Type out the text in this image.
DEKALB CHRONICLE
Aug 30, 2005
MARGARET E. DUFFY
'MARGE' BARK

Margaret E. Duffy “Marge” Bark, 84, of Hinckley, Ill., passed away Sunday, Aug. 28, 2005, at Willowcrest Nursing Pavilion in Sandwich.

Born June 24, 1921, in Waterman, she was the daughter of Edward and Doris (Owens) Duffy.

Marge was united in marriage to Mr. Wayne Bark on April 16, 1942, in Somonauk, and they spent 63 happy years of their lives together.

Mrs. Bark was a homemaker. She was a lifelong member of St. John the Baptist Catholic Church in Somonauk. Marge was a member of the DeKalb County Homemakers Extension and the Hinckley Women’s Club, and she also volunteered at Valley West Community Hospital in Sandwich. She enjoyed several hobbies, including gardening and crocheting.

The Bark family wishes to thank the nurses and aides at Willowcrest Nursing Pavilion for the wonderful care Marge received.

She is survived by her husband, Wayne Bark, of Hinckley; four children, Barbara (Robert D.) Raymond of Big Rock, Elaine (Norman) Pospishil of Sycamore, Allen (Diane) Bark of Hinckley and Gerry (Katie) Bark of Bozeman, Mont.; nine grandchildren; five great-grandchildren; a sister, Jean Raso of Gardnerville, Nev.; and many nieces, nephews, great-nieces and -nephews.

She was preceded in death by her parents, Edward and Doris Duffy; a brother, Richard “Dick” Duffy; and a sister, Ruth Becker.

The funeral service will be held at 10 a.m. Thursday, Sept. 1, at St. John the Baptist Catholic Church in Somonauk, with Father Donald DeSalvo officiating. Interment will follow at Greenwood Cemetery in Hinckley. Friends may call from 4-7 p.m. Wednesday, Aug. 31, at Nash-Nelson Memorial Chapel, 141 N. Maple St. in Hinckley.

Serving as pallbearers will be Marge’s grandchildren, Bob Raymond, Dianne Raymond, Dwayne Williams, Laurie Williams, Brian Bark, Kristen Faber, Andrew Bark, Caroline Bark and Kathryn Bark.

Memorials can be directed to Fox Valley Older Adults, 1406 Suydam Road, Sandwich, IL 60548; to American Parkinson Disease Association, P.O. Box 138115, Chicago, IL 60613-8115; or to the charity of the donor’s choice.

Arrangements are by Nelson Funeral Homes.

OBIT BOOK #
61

^^^^

▸ PROMPT
List every line above that holds the word "Catholic".

▸ EXPECTED OUTPUT
Mrs. Bark was a homemaker. She was a lifelong member of St. John the Baptist Catholic Church in Somonauk. Marge was a member of the DeKalb County Homemakers Extension and the Hinckley Women’s Club, and she also volunteered at Valley West Community Hospital in Sandwich. She enjoyed several hobbies, including gardening and crocheting.
The funeral service will be held at 10 a.m. Thursday, Sept. 1, at St. John the Baptist Catholic Church in Somonauk, with Father Donald DeSalvo officiating. Interment will follow at Greenwood Cemetery in Hinckley. Friends may call from 4-7 p.m. Wednesday, Aug. 31, at Nash-Nelson Memorial Chapel, 141 N. Maple St. in Hinckley.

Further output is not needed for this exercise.